SHORT TASK:
Spot every line with the word "name" and return it.
[START OF RECORDS FOR THIS TASK]
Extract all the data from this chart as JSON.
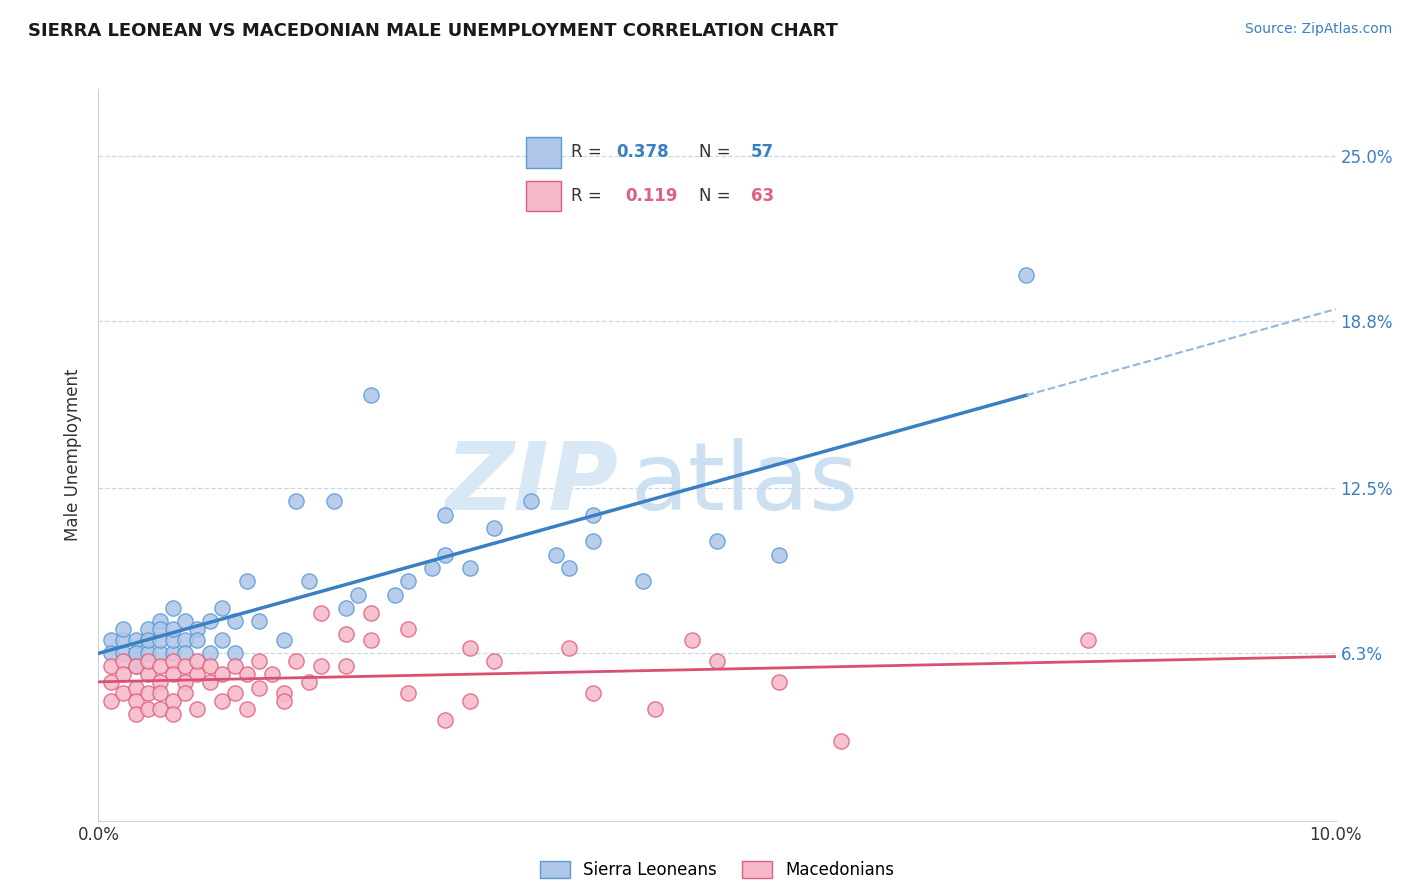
{
  "title": "SIERRA LEONEAN VS MACEDONIAN MALE UNEMPLOYMENT CORRELATION CHART",
  "source": "Source: ZipAtlas.com",
  "ylabel": "Male Unemployment",
  "ytick_labels": [
    "6.3%",
    "12.5%",
    "18.8%",
    "25.0%"
  ],
  "ytick_values": [
    0.063,
    0.125,
    0.188,
    0.25
  ],
  "xmin": 0.0,
  "xmax": 0.1,
  "ymin": 0.0,
  "ymax": 0.275,
  "sierra_color": "#aec6e8",
  "sierra_edge_color": "#5b9bd5",
  "mac_color": "#f5b8c8",
  "mac_edge_color": "#e06080",
  "sierra_line_color": "#3a7fc1",
  "mac_line_color": "#d95070",
  "dashed_color": "#90b8e0",
  "grid_color": "#c8d8ec",
  "watermark_color": "#d8e8f5",
  "sierra_scatter": [
    [
      0.001,
      0.068
    ],
    [
      0.001,
      0.063
    ],
    [
      0.002,
      0.068
    ],
    [
      0.002,
      0.063
    ],
    [
      0.002,
      0.072
    ],
    [
      0.003,
      0.063
    ],
    [
      0.003,
      0.068
    ],
    [
      0.003,
      0.063
    ],
    [
      0.003,
      0.058
    ],
    [
      0.004,
      0.068
    ],
    [
      0.004,
      0.063
    ],
    [
      0.004,
      0.072
    ],
    [
      0.004,
      0.068
    ],
    [
      0.005,
      0.063
    ],
    [
      0.005,
      0.068
    ],
    [
      0.005,
      0.075
    ],
    [
      0.005,
      0.072
    ],
    [
      0.006,
      0.063
    ],
    [
      0.006,
      0.068
    ],
    [
      0.006,
      0.072
    ],
    [
      0.006,
      0.08
    ],
    [
      0.007,
      0.068
    ],
    [
      0.007,
      0.075
    ],
    [
      0.007,
      0.063
    ],
    [
      0.008,
      0.072
    ],
    [
      0.008,
      0.068
    ],
    [
      0.009,
      0.075
    ],
    [
      0.009,
      0.063
    ],
    [
      0.01,
      0.068
    ],
    [
      0.01,
      0.08
    ],
    [
      0.011,
      0.075
    ],
    [
      0.011,
      0.063
    ],
    [
      0.012,
      0.09
    ],
    [
      0.013,
      0.075
    ],
    [
      0.015,
      0.068
    ],
    [
      0.016,
      0.12
    ],
    [
      0.017,
      0.09
    ],
    [
      0.019,
      0.12
    ],
    [
      0.02,
      0.08
    ],
    [
      0.021,
      0.085
    ],
    [
      0.022,
      0.16
    ],
    [
      0.024,
      0.085
    ],
    [
      0.025,
      0.09
    ],
    [
      0.027,
      0.095
    ],
    [
      0.028,
      0.115
    ],
    [
      0.028,
      0.1
    ],
    [
      0.03,
      0.095
    ],
    [
      0.032,
      0.11
    ],
    [
      0.035,
      0.12
    ],
    [
      0.037,
      0.1
    ],
    [
      0.038,
      0.095
    ],
    [
      0.04,
      0.105
    ],
    [
      0.04,
      0.115
    ],
    [
      0.044,
      0.09
    ],
    [
      0.05,
      0.105
    ],
    [
      0.055,
      0.1
    ],
    [
      0.075,
      0.205
    ]
  ],
  "mac_scatter": [
    [
      0.001,
      0.058
    ],
    [
      0.001,
      0.052
    ],
    [
      0.001,
      0.045
    ],
    [
      0.002,
      0.06
    ],
    [
      0.002,
      0.055
    ],
    [
      0.002,
      0.048
    ],
    [
      0.003,
      0.058
    ],
    [
      0.003,
      0.05
    ],
    [
      0.003,
      0.045
    ],
    [
      0.003,
      0.04
    ],
    [
      0.004,
      0.055
    ],
    [
      0.004,
      0.06
    ],
    [
      0.004,
      0.048
    ],
    [
      0.004,
      0.042
    ],
    [
      0.005,
      0.058
    ],
    [
      0.005,
      0.052
    ],
    [
      0.005,
      0.042
    ],
    [
      0.005,
      0.048
    ],
    [
      0.006,
      0.06
    ],
    [
      0.006,
      0.055
    ],
    [
      0.006,
      0.045
    ],
    [
      0.006,
      0.04
    ],
    [
      0.007,
      0.058
    ],
    [
      0.007,
      0.052
    ],
    [
      0.007,
      0.048
    ],
    [
      0.008,
      0.055
    ],
    [
      0.008,
      0.06
    ],
    [
      0.008,
      0.042
    ],
    [
      0.009,
      0.052
    ],
    [
      0.009,
      0.058
    ],
    [
      0.01,
      0.045
    ],
    [
      0.01,
      0.055
    ],
    [
      0.011,
      0.058
    ],
    [
      0.011,
      0.048
    ],
    [
      0.012,
      0.055
    ],
    [
      0.012,
      0.042
    ],
    [
      0.013,
      0.06
    ],
    [
      0.013,
      0.05
    ],
    [
      0.014,
      0.055
    ],
    [
      0.015,
      0.048
    ],
    [
      0.015,
      0.045
    ],
    [
      0.016,
      0.06
    ],
    [
      0.017,
      0.052
    ],
    [
      0.018,
      0.078
    ],
    [
      0.018,
      0.058
    ],
    [
      0.02,
      0.07
    ],
    [
      0.02,
      0.058
    ],
    [
      0.022,
      0.078
    ],
    [
      0.022,
      0.068
    ],
    [
      0.025,
      0.072
    ],
    [
      0.025,
      0.048
    ],
    [
      0.028,
      0.038
    ],
    [
      0.03,
      0.065
    ],
    [
      0.03,
      0.045
    ],
    [
      0.032,
      0.06
    ],
    [
      0.038,
      0.065
    ],
    [
      0.04,
      0.048
    ],
    [
      0.045,
      0.042
    ],
    [
      0.048,
      0.068
    ],
    [
      0.05,
      0.06
    ],
    [
      0.055,
      0.052
    ],
    [
      0.06,
      0.03
    ],
    [
      0.08,
      0.068
    ]
  ]
}
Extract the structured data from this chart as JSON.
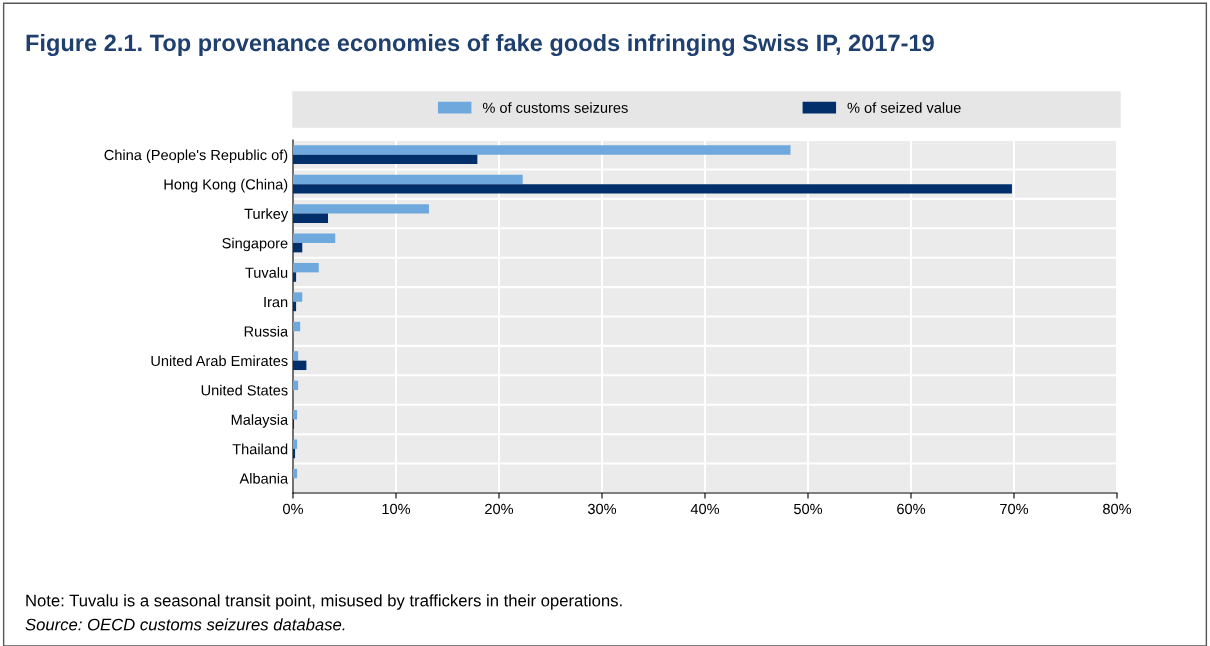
{
  "chart_data": {
    "type": "bar",
    "orientation": "horizontal",
    "title": "Figure 2.1. Top provenance economies of fake goods infringing Swiss IP, 2017-19",
    "categories": [
      "China (People's Republic of)",
      "Hong Kong (China)",
      "Turkey",
      "Singapore",
      "Tuvalu",
      "Iran",
      "Russia",
      "United Arab Emirates",
      "United States",
      "Malaysia",
      "Thailand",
      "Albania"
    ],
    "series": [
      {
        "name": "% of customs seizures",
        "color": "#6fa8dc",
        "values": [
          48.3,
          22.3,
          13.2,
          4.1,
          2.5,
          0.9,
          0.7,
          0.5,
          0.5,
          0.4,
          0.4,
          0.4
        ]
      },
      {
        "name": "% of seized value",
        "color": "#002f6c",
        "values": [
          17.9,
          69.8,
          3.4,
          0.9,
          0.3,
          0.3,
          0,
          1.3,
          0,
          0.1,
          0.2,
          0
        ]
      }
    ],
    "xlim": [
      0,
      80
    ],
    "xticks": [
      {
        "value": 0,
        "label": "0%"
      },
      {
        "value": 10,
        "label": "10%"
      },
      {
        "value": 20,
        "label": "20%"
      },
      {
        "value": 30,
        "label": "30%"
      },
      {
        "value": 40,
        "label": "40%"
      },
      {
        "value": 50,
        "label": "50%"
      },
      {
        "value": 60,
        "label": "60%"
      },
      {
        "value": 70,
        "label": "70%"
      },
      {
        "value": 80,
        "label": "80%"
      }
    ],
    "grid": "x",
    "legend": "top",
    "annotations": [
      "Note: Tuvalu is a seasonal transit point, misused by traffickers in their operations.",
      "Source: OECD customs seizures database."
    ]
  }
}
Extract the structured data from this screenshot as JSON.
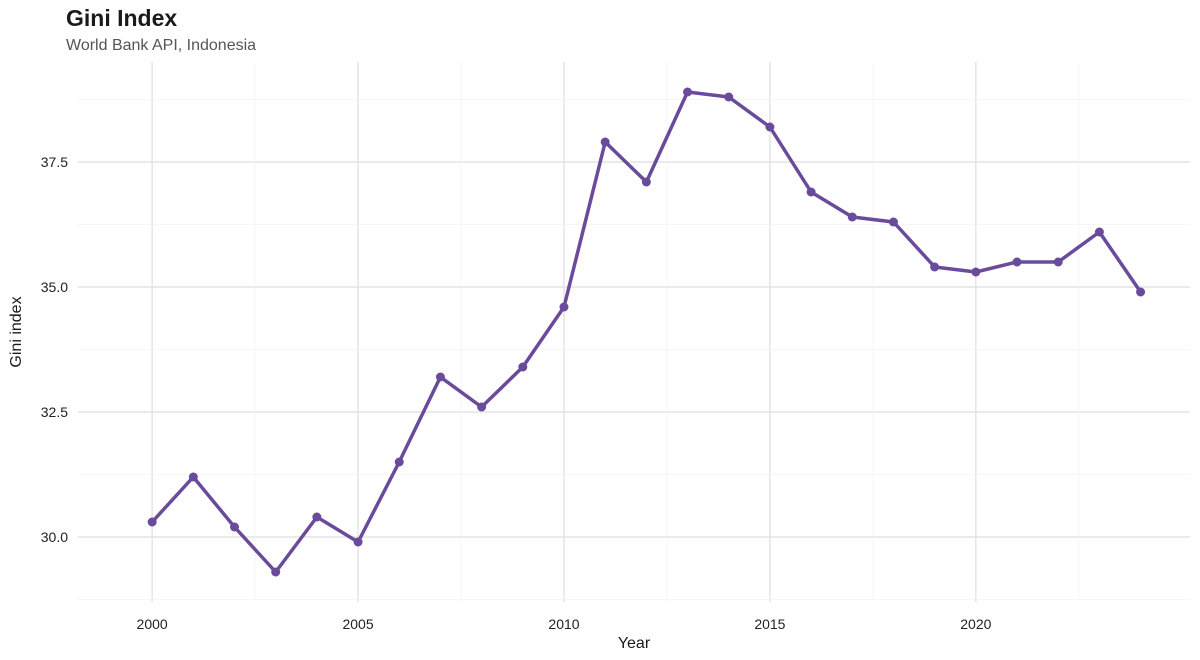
{
  "chart_data": {
    "type": "line",
    "title": "Gini Index",
    "subtitle": "World Bank API, Indonesia",
    "xlabel": "Year",
    "ylabel": "Gini index",
    "x_ticks": [
      "2000",
      "2005",
      "2010",
      "2015",
      "2020"
    ],
    "y_ticks": [
      "30.0",
      "32.5",
      "35.0",
      "37.5"
    ],
    "xlim": [
      1998.2,
      2025.2
    ],
    "ylim": [
      28.7,
      39.5
    ],
    "grid": true,
    "legend": "none",
    "color": "#6a4a9a",
    "series": [
      {
        "x": [
          2000,
          2001,
          2002,
          2003,
          2004,
          2005,
          2006,
          2007,
          2008,
          2009,
          2010,
          2011,
          2012,
          2013,
          2014,
          2015,
          2016,
          2017,
          2018,
          2019,
          2020,
          2021,
          2022,
          2023,
          2024
        ],
        "values": [
          30.3,
          31.2,
          30.2,
          29.3,
          30.4,
          29.9,
          31.5,
          33.2,
          32.6,
          33.4,
          34.6,
          37.9,
          37.1,
          38.9,
          38.8,
          38.2,
          36.9,
          36.4,
          36.3,
          35.4,
          35.3,
          35.5,
          35.5,
          36.1,
          34.9
        ]
      }
    ]
  }
}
[END OF RECORDS FOR THIS TASK]
ANSWER TO THE EXERCISE:
        "name": "% of customs seizures",
        "name": "% of seized value",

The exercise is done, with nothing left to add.